◆ REQUIRED TASK:
Every line below is to be copied exactly, with the pictures left out.

◆ EXTRACTED DATA:
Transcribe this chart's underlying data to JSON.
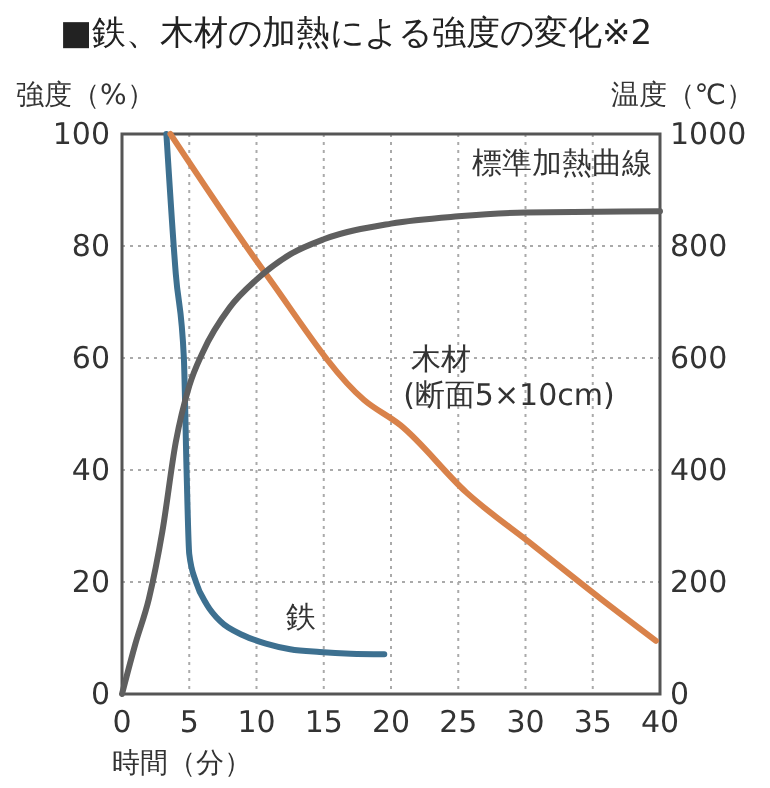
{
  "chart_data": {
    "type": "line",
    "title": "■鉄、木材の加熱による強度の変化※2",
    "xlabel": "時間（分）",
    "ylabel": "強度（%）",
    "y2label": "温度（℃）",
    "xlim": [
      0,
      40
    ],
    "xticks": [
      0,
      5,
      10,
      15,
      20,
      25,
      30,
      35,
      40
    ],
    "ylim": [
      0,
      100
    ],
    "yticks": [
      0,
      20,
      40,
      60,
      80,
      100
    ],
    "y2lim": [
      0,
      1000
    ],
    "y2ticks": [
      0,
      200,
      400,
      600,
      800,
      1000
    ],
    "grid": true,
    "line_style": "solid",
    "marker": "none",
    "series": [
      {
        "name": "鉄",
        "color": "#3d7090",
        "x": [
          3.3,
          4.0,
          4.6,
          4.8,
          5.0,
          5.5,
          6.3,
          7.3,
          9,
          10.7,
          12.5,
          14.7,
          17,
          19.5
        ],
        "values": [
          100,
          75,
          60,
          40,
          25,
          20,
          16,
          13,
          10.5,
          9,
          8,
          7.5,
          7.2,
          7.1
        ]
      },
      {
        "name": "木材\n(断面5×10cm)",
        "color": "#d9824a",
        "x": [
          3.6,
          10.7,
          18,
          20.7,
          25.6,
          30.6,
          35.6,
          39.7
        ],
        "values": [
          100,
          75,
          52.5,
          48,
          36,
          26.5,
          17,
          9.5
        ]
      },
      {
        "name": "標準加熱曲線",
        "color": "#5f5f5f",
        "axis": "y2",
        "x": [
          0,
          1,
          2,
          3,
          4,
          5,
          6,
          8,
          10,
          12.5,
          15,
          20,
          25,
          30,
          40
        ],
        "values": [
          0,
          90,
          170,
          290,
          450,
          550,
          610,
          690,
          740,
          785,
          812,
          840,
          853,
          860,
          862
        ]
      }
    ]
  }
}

◆ EXERCISE SOLUTION:
Transcribe this chart's underlying data to JSON.
{
  "chart_data": {
    "type": "line",
    "title": "■鉄、木材の加熱による強度の変化※2",
    "xlabel": "時間（分）",
    "ylabel": "強度（%）",
    "y2label": "温度（℃）",
    "xlim": [
      0,
      40
    ],
    "xticks": [
      0,
      5,
      10,
      15,
      20,
      25,
      30,
      35,
      40
    ],
    "ylim": [
      0,
      100
    ],
    "yticks": [
      0,
      20,
      40,
      60,
      80,
      100
    ],
    "y2lim": [
      0,
      1000
    ],
    "y2ticks": [
      0,
      200,
      400,
      600,
      800,
      1000
    ],
    "grid": true,
    "line_style": "solid",
    "marker": "none",
    "series": [
      {
        "name": "鉄",
        "color": "#3d7090",
        "x": [
          3.3,
          4.0,
          4.6,
          4.8,
          5.0,
          5.5,
          6.3,
          7.3,
          9,
          10.7,
          12.5,
          14.7,
          17,
          19.5
        ],
        "values": [
          100,
          75,
          60,
          40,
          25,
          20,
          16,
          13,
          10.5,
          9,
          8,
          7.5,
          7.2,
          7.1
        ]
      },
      {
        "name": "木材\n(断面5×10cm)",
        "color": "#d9824a",
        "x": [
          3.6,
          10.7,
          18,
          20.7,
          25.6,
          30.6,
          35.6,
          39.7
        ],
        "values": [
          100,
          75,
          52.5,
          48,
          36,
          26.5,
          17,
          9.5
        ]
      },
      {
        "name": "標準加熱曲線",
        "color": "#5f5f5f",
        "axis": "y2",
        "x": [
          0,
          1,
          2,
          3,
          4,
          5,
          6,
          8,
          10,
          12.5,
          15,
          20,
          25,
          30,
          40
        ],
        "values": [
          0,
          90,
          170,
          290,
          450,
          550,
          610,
          690,
          740,
          785,
          812,
          840,
          853,
          860,
          862
        ]
      }
    ]
  }
}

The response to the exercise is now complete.